Exercise description | Transcribe the records in full, keeping every character as it is.
──────────────────────────────
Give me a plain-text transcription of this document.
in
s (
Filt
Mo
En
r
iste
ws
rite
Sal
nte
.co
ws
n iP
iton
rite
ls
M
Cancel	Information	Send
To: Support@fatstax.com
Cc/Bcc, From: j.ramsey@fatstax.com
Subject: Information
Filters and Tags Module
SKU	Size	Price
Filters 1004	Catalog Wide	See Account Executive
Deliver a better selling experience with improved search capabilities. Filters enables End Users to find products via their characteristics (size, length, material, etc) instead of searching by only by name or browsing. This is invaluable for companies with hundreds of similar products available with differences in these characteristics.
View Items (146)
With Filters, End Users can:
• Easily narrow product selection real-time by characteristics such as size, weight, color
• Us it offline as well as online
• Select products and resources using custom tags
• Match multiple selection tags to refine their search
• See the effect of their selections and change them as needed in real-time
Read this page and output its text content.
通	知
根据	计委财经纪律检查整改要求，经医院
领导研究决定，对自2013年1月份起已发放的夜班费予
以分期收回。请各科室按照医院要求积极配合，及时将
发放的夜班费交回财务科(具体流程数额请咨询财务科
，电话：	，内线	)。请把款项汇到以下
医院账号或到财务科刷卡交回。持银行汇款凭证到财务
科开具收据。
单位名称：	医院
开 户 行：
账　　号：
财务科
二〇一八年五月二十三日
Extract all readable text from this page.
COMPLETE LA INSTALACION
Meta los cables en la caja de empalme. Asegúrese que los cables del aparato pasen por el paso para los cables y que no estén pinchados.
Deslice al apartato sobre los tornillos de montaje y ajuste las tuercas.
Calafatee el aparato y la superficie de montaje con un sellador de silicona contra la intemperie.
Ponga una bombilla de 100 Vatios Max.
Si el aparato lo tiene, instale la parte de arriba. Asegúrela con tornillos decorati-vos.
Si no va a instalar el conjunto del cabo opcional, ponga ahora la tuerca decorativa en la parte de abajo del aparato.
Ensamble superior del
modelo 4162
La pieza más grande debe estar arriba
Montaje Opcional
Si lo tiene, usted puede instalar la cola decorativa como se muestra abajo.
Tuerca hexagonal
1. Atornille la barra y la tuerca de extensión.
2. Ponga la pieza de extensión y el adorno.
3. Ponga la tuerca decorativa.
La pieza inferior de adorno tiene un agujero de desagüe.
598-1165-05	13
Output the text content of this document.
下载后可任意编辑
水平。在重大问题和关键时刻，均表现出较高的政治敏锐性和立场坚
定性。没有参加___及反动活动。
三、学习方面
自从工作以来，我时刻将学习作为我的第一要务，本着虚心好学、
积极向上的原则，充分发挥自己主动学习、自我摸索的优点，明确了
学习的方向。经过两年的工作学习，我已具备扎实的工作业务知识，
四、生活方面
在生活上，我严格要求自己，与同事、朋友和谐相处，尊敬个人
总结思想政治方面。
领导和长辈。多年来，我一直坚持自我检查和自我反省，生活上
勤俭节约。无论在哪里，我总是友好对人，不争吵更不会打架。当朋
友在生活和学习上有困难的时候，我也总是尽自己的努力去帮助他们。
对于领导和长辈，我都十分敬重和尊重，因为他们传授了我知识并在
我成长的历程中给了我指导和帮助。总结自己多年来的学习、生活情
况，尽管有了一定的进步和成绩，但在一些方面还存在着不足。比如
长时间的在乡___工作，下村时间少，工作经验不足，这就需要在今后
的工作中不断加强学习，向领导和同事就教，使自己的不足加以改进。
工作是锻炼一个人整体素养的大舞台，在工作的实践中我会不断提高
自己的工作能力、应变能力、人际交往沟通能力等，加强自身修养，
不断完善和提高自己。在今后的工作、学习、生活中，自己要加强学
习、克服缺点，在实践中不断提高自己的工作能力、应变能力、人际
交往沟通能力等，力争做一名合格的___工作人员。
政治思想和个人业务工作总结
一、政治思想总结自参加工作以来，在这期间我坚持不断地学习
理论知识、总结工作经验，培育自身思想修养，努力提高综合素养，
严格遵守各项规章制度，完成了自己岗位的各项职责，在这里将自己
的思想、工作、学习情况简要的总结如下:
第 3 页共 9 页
──────────────────────────────
Solution |
Give me a plain-text transcription of this document.
in
s (
Filt
Mo
En
r
iste
ws
rite
Sal
nte
.co
ws
n iP
iton
rite
ls
M
Cancel	Information	Send
To: Support@fatstax.com
Cc/Bcc, From: j.ramsey@fatstax.com
Subject: Information
Filters and Tags Module
SKU	Size	Price
Filters 1004	Catalog Wide	See Account Executive
Deliver a better selling experience with improved search capabilities. Filters enables End Users to find products via their characteristics (size, length, material, etc) instead of searching by only by name or browsing. This is invaluable for companies with hundreds of similar products available with differences in these characteristics.
View Items (146)
With Filters, End Users can:
• Easily narrow product selection real-time by characteristics such as size, weight, color
• Us it offline as well as online
• Select products and resources using custom tags
• Match multiple selection tags to refine their search
• See the effect of their selections and change them as needed in real-time
Read this page and output its text content.
通	知
根据	计委财经纪律检查整改要求，经医院
领导研究决定，对自2013年1月份起已发放的夜班费予
以分期收回。请各科室按照医院要求积极配合，及时将
发放的夜班费交回财务科(具体流程数额请咨询财务科
，电话：	，内线	)。请把款项汇到以下
医院账号或到财务科刷卡交回。持银行汇款凭证到财务
科开具收据。
单位名称：	医院
开 户 行：
账　　号：
财务科
二〇一八年五月二十三日
Extract all readable text from this page.
COMPLETE LA INSTALACION
Meta los cables en la caja de empalme. Asegúrese que los cables del aparato pasen por el paso para los cables y que no estén pinchados.
Deslice al apartato sobre los tornillos de montaje y ajuste las tuercas.
Calafatee el aparato y la superficie de montaje con un sellador de silicona contra la intemperie.
Ponga una bombilla de 100 Vatios Max.
Si el aparato lo tiene, instale la parte de arriba. Asegúrela con tornillos decorati-vos.
Si no va a instalar el conjunto del cabo opcional, ponga ahora la tuerca decorativa en la parte de abajo del aparato.
Ensamble superior del
modelo 4162
La pieza más grande debe estar arriba
Montaje Opcional
Si lo tiene, usted puede instalar la cola decorativa como se muestra abajo.
Tuerca hexagonal
1. Atornille la barra y la tuerca de extensión.
2. Ponga la pieza de extensión y el adorno.
3. Ponga la tuerca decorativa.
La pieza inferior de adorno tiene un agujero de desagüe.
598-1165-05	13
Output the text content of this document.
下载后可任意编辑
水平。在重大问题和关键时刻，均表现出较高的政治敏锐性和立场坚
定性。没有参加___及反动活动。
三、学习方面
自从工作以来，我时刻将学习作为我的第一要务，本着虚心好学、
积极向上的原则，充分发挥自己主动学习、自我摸索的优点，明确了
学习的方向。经过两年的工作学习，我已具备扎实的工作业务知识，
四、生活方面
在生活上，我严格要求自己，与同事、朋友和谐相处，尊敬个人
总结思想政治方面。
领导和长辈。多年来，我一直坚持自我检查和自我反省，生活上
勤俭节约。无论在哪里，我总是友好对人，不争吵更不会打架。当朋
友在生活和学习上有困难的时候，我也总是尽自己的努力去帮助他们。
对于领导和长辈，我都十分敬重和尊重，因为他们传授了我知识并在
我成长的历程中给了我指导和帮助。总结自己多年来的学习、生活情
况，尽管有了一定的进步和成绩，但在一些方面还存在着不足。比如
长时间的在乡___工作，下村时间少，工作经验不足，这就需要在今后
的工作中不断加强学习，向领导和同事就教，使自己的不足加以改进。
工作是锻炼一个人整体素养的大舞台，在工作的实践中我会不断提高
自己的工作能力、应变能力、人际交往沟通能力等，加强自身修养，
不断完善和提高自己。在今后的工作、学习、生活中，自己要加强学
习、克服缺点，在实践中不断提高自己的工作能力、应变能力、人际
交往沟通能力等，力争做一名合格的___工作人员。
政治思想和个人业务工作总结
一、政治思想总结自参加工作以来，在这期间我坚持不断地学习
理论知识、总结工作经验，培育自身思想修养，努力提高综合素养，
严格遵守各项规章制度，完成了自己岗位的各项职责，在这里将自己
的思想、工作、学习情况简要的总结如下:
第 3 页共 9 页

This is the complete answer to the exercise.